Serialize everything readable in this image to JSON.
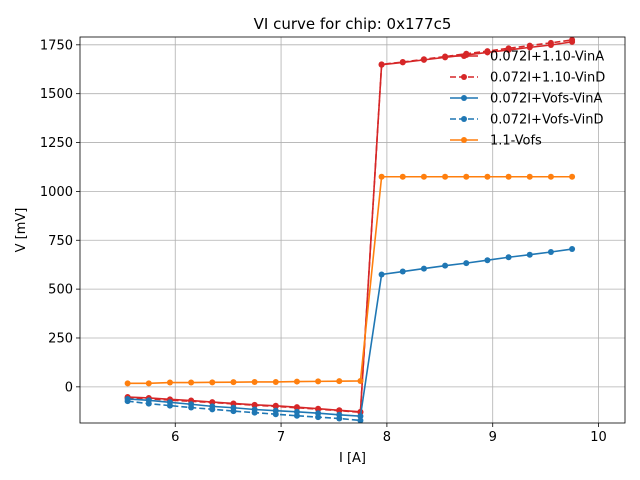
{
  "chart_data": {
    "type": "line",
    "title": "VI curve for chip: 0x177c5",
    "xlabel": "I [A]",
    "ylabel": "V [mV]",
    "xlim": [
      5.1,
      10.25
    ],
    "ylim": [
      -185,
      1790
    ],
    "xticks": [
      6,
      7,
      8,
      9,
      10
    ],
    "yticks": [
      0,
      250,
      500,
      750,
      1000,
      1250,
      1500,
      1750
    ],
    "grid": true,
    "legend_position": "upper-right",
    "x": [
      5.55,
      5.75,
      5.95,
      6.15,
      6.35,
      6.55,
      6.75,
      6.95,
      7.15,
      7.35,
      7.55,
      7.75,
      7.95,
      8.15,
      8.35,
      8.55,
      8.75,
      8.95,
      9.15,
      9.35,
      9.55,
      9.75
    ],
    "series": [
      {
        "name": "0.072I+1.10-VinA",
        "color": "#d62728",
        "dashed": false,
        "x": [
          5.55,
          5.75,
          5.95,
          6.15,
          6.35,
          6.55,
          6.75,
          6.95,
          7.15,
          7.35,
          7.55,
          7.75,
          7.95,
          8.15,
          8.35,
          8.55,
          8.75,
          8.95,
          9.15,
          9.35,
          9.55,
          9.75
        ],
        "values": [
          -52,
          -57,
          -64,
          -70,
          -78,
          -85,
          -92,
          -97,
          -104,
          -112,
          -120,
          -128,
          1648,
          1660,
          1673,
          1686,
          1698,
          1711,
          1724,
          1737,
          1749,
          1765
        ]
      },
      {
        "name": "0.072I+1.10-VinD",
        "color": "#d62728",
        "dashed": true,
        "x": [
          5.55,
          5.75,
          5.95,
          6.15,
          6.35,
          6.55,
          6.75,
          6.95,
          7.15,
          7.35,
          7.55,
          7.75,
          7.95,
          8.15,
          8.35,
          8.55,
          8.75,
          8.95,
          9.15,
          9.35,
          9.55,
          9.75
        ],
        "values": [
          -56,
          -61,
          -68,
          -74,
          -80,
          -87,
          -94,
          -100,
          -107,
          -114,
          -122,
          -130,
          1650,
          1662,
          1676,
          1690,
          1704,
          1718,
          1732,
          1746,
          1760,
          1775
        ]
      },
      {
        "name": "0.072I+Vofs-VinA",
        "color": "#1f77b4",
        "dashed": false,
        "x": [
          5.55,
          5.75,
          5.95,
          6.15,
          6.35,
          6.55,
          6.75,
          6.95,
          7.15,
          7.35,
          7.55,
          7.75,
          7.95,
          8.15,
          8.35,
          8.55,
          8.75,
          8.95,
          9.15,
          9.35,
          9.55,
          9.75
        ],
        "values": [
          -62,
          -69,
          -79,
          -89,
          -100,
          -107,
          -116,
          -122,
          -128,
          -135,
          -143,
          -150,
          575,
          590,
          605,
          620,
          633,
          648,
          663,
          676,
          690,
          705
        ]
      },
      {
        "name": "0.072I+Vofs-VinD",
        "color": "#1f77b4",
        "dashed": true,
        "x": [
          5.55,
          5.75,
          5.95,
          6.15,
          6.35,
          6.55,
          6.75,
          6.95,
          7.15,
          7.35,
          7.55,
          7.75
        ],
        "values": [
          -73,
          -86,
          -96,
          -106,
          -115,
          -124,
          -132,
          -140,
          -148,
          -155,
          -162,
          -172
        ]
      },
      {
        "name": "1.1-Vofs",
        "color": "#ff7f0e",
        "dashed": false,
        "x": [
          5.55,
          5.75,
          5.95,
          6.15,
          6.35,
          6.55,
          6.75,
          6.95,
          7.15,
          7.35,
          7.55,
          7.75,
          7.95,
          8.15,
          8.35,
          8.55,
          8.75,
          8.95,
          9.15,
          9.35,
          9.55,
          9.75
        ],
        "values": [
          18,
          18,
          22,
          22,
          23,
          24,
          25,
          25,
          27,
          28,
          29,
          30,
          1075,
          1075,
          1075,
          1075,
          1075,
          1075,
          1075,
          1075,
          1075,
          1075
        ]
      }
    ]
  }
}
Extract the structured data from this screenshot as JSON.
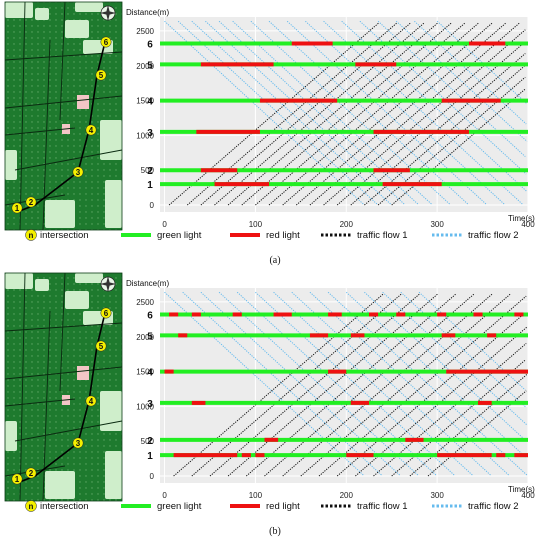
{
  "colors": {
    "green_light": "#22ee22",
    "red_light": "#ee1111",
    "flow1": "#111111",
    "flow2": "#66bbee",
    "plot_bg": "#ececec",
    "map_dark": "#1e7a2e",
    "map_light": "#cfeecb",
    "badge": "#f4f000"
  },
  "legend": {
    "badge_n": "n",
    "intersection": "intersection",
    "green": "green light",
    "red": "red light",
    "flow1": "traffic flow 1",
    "flow2": "traffic flow 2"
  },
  "chart_data": [
    {
      "type": "line",
      "caption": "(a)",
      "ylabel": "Distance(m)",
      "xlabel": "Time(s)",
      "xlim": [
        -5,
        400
      ],
      "ylim": [
        -100,
        2700
      ],
      "xticks": [
        0,
        100,
        200,
        300,
        400
      ],
      "yticks": [
        0,
        500,
        1000,
        1500,
        2000,
        2500
      ],
      "intersections": [
        {
          "id": "1",
          "pos": 300,
          "red": [
            [
              55,
              115
            ],
            [
              240,
              305
            ]
          ]
        },
        {
          "id": "2",
          "pos": 500,
          "red": [
            [
              40,
              80
            ],
            [
              230,
              270
            ]
          ]
        },
        {
          "id": "3",
          "pos": 1050,
          "red": [
            [
              35,
              105
            ],
            [
              230,
              335
            ]
          ]
        },
        {
          "id": "4",
          "pos": 1500,
          "red": [
            [
              105,
              190
            ],
            [
              305,
              370
            ]
          ]
        },
        {
          "id": "5",
          "pos": 2020,
          "red": [
            [
              40,
              120
            ],
            [
              210,
              255
            ]
          ]
        },
        {
          "id": "6",
          "pos": 2320,
          "red": [
            [
              140,
              185
            ],
            [
              335,
              375
            ]
          ]
        }
      ],
      "flow1_start": [
        5,
        25,
        40,
        55,
        70,
        85,
        100,
        115,
        130,
        145,
        160,
        175,
        190,
        205,
        220,
        235,
        250
      ],
      "flow2_start": [
        0,
        15,
        30,
        45,
        60,
        75,
        95,
        115,
        135,
        155,
        175,
        195,
        215,
        235,
        255,
        275,
        300
      ]
    },
    {
      "type": "line",
      "caption": "(b)",
      "ylabel": "Distance(m)",
      "xlabel": "Time(s)",
      "xlim": [
        -5,
        400
      ],
      "ylim": [
        -100,
        2700
      ],
      "xticks": [
        0,
        100,
        200,
        300,
        400
      ],
      "yticks": [
        0,
        500,
        1000,
        1500,
        2000,
        2500
      ],
      "intersections": [
        {
          "id": "1",
          "pos": 300,
          "red": [
            [
              10,
              80
            ],
            [
              85,
              95
            ],
            [
              100,
              110
            ],
            [
              200,
              230
            ],
            [
              300,
              360
            ],
            [
              365,
              375
            ],
            [
              385,
              400
            ]
          ]
        },
        {
          "id": "2",
          "pos": 520,
          "red": [
            [
              110,
              125
            ],
            [
              265,
              285
            ]
          ]
        },
        {
          "id": "3",
          "pos": 1050,
          "red": [
            [
              30,
              45
            ],
            [
              205,
              225
            ],
            [
              345,
              360
            ]
          ]
        },
        {
          "id": "4",
          "pos": 1500,
          "red": [
            [
              0,
              10
            ],
            [
              180,
              200
            ],
            [
              310,
              400
            ]
          ]
        },
        {
          "id": "5",
          "pos": 2020,
          "red": [
            [
              15,
              25
            ],
            [
              160,
              180
            ],
            [
              205,
              220
            ],
            [
              305,
              320
            ],
            [
              355,
              365
            ]
          ]
        },
        {
          "id": "6",
          "pos": 2320,
          "red": [
            [
              5,
              15
            ],
            [
              30,
              40
            ],
            [
              75,
              85
            ],
            [
              120,
              140
            ],
            [
              180,
              195
            ],
            [
              225,
              235
            ],
            [
              255,
              265
            ],
            [
              300,
              310
            ],
            [
              340,
              350
            ],
            [
              385,
              395
            ]
          ]
        }
      ],
      "flow1_start": [
        10,
        30,
        50,
        70,
        90,
        110,
        130,
        150,
        170,
        190,
        210,
        230,
        250,
        270,
        290
      ],
      "flow2_start": [
        0,
        20,
        40,
        60,
        80,
        100,
        120,
        140,
        160,
        180,
        200,
        220,
        240,
        260,
        280
      ]
    }
  ]
}
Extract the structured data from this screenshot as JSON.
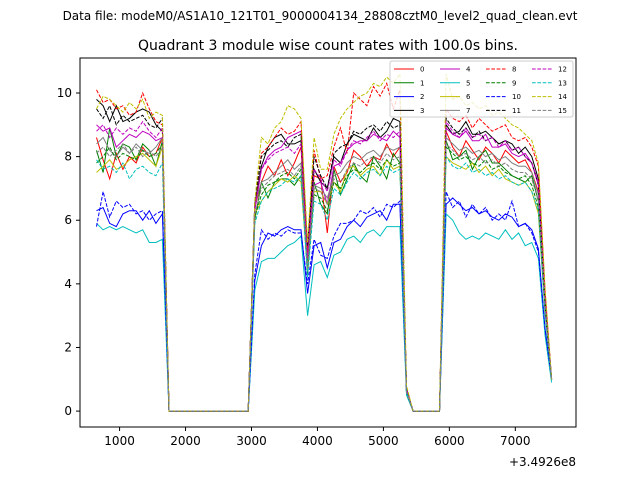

:::

Work to be completed -
From the entries, report each line that includes the word "VinD".

Completed exercise -
        "name": "0.072I+1.10-VinD",
        "name": "0.072I+Vofs-VinD",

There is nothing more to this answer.